◆ What you should do
Print the following items line for line, with no changes, and leave the pictures out.

[START]

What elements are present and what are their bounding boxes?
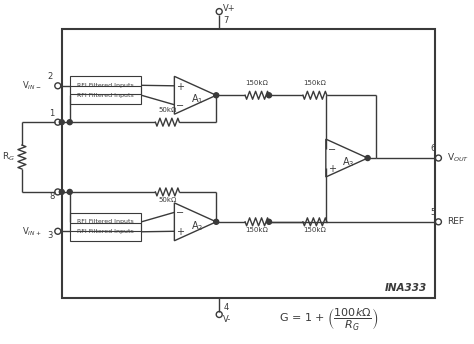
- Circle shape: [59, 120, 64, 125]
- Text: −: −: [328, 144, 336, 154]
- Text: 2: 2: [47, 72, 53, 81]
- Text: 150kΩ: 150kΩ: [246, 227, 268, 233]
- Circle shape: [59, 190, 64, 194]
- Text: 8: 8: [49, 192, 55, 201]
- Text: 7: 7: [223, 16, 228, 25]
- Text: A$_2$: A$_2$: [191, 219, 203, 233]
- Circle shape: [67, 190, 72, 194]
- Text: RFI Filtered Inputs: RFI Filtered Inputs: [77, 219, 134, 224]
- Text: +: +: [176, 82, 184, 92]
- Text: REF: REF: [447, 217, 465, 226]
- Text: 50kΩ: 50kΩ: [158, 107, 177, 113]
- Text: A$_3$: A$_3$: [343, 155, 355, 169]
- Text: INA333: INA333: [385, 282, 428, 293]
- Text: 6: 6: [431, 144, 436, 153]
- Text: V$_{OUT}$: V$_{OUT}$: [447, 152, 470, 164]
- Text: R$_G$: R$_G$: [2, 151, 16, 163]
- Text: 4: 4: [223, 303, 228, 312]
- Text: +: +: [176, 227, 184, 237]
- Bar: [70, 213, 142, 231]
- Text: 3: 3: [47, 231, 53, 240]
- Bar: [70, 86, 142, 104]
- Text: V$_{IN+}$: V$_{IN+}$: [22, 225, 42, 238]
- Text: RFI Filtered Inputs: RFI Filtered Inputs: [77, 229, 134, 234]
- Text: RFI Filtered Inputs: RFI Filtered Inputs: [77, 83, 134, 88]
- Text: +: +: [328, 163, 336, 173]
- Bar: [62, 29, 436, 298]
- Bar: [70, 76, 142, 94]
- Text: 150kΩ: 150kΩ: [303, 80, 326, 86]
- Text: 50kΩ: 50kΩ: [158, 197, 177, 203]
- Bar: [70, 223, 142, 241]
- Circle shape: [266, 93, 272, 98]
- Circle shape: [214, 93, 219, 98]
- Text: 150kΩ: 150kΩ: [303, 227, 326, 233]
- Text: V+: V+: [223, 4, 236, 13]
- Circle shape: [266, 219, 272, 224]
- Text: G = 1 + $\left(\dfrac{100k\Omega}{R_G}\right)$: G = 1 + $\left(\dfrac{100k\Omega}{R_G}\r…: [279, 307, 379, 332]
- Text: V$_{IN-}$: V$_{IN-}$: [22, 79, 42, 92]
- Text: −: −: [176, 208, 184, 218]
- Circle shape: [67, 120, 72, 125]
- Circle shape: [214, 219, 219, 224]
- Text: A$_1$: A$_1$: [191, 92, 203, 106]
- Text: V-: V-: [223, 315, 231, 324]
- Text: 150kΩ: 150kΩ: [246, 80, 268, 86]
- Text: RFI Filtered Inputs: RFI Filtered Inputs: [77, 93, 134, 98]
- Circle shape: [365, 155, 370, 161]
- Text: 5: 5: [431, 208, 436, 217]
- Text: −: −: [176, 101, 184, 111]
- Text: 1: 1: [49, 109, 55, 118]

[END]

◆ Full solution
What elements are present and what are their bounding boxes?
- Circle shape: [59, 120, 64, 125]
- Text: −: −: [328, 144, 336, 154]
- Text: 2: 2: [47, 72, 53, 81]
- Text: 150kΩ: 150kΩ: [246, 227, 268, 233]
- Circle shape: [59, 190, 64, 194]
- Text: 8: 8: [49, 192, 55, 201]
- Text: 7: 7: [223, 16, 228, 25]
- Text: A$_2$: A$_2$: [191, 219, 203, 233]
- Circle shape: [67, 190, 72, 194]
- Text: RFI Filtered Inputs: RFI Filtered Inputs: [77, 219, 134, 224]
- Text: +: +: [176, 82, 184, 92]
- Text: REF: REF: [447, 217, 465, 226]
- Text: 50kΩ: 50kΩ: [158, 107, 177, 113]
- Text: A$_3$: A$_3$: [343, 155, 355, 169]
- Text: INA333: INA333: [385, 282, 428, 293]
- Text: 6: 6: [431, 144, 436, 153]
- Text: V$_{OUT}$: V$_{OUT}$: [447, 152, 470, 164]
- Text: R$_G$: R$_G$: [2, 151, 16, 163]
- Text: 4: 4: [223, 303, 228, 312]
- Text: +: +: [176, 227, 184, 237]
- Bar: [70, 213, 142, 231]
- Text: 3: 3: [47, 231, 53, 240]
- Bar: [70, 86, 142, 104]
- Text: V$_{IN+}$: V$_{IN+}$: [22, 225, 42, 238]
- Text: RFI Filtered Inputs: RFI Filtered Inputs: [77, 229, 134, 234]
- Text: RFI Filtered Inputs: RFI Filtered Inputs: [77, 83, 134, 88]
- Text: +: +: [328, 163, 336, 173]
- Bar: [62, 29, 436, 298]
- Bar: [70, 76, 142, 94]
- Text: 150kΩ: 150kΩ: [303, 80, 326, 86]
- Text: 50kΩ: 50kΩ: [158, 197, 177, 203]
- Bar: [70, 223, 142, 241]
- Circle shape: [266, 93, 272, 98]
- Circle shape: [214, 93, 219, 98]
- Text: 150kΩ: 150kΩ: [303, 227, 326, 233]
- Text: V+: V+: [223, 4, 236, 13]
- Circle shape: [266, 219, 272, 224]
- Text: G = 1 + $\left(\dfrac{100k\Omega}{R_G}\right)$: G = 1 + $\left(\dfrac{100k\Omega}{R_G}\r…: [279, 307, 379, 332]
- Text: V$_{IN-}$: V$_{IN-}$: [22, 79, 42, 92]
- Text: −: −: [176, 208, 184, 218]
- Circle shape: [67, 120, 72, 125]
- Circle shape: [214, 219, 219, 224]
- Text: A$_1$: A$_1$: [191, 92, 203, 106]
- Text: V-: V-: [223, 315, 231, 324]
- Text: 150kΩ: 150kΩ: [246, 80, 268, 86]
- Text: RFI Filtered Inputs: RFI Filtered Inputs: [77, 93, 134, 98]
- Circle shape: [365, 155, 370, 161]
- Text: 5: 5: [431, 208, 436, 217]
- Text: −: −: [176, 101, 184, 111]
- Text: 1: 1: [49, 109, 55, 118]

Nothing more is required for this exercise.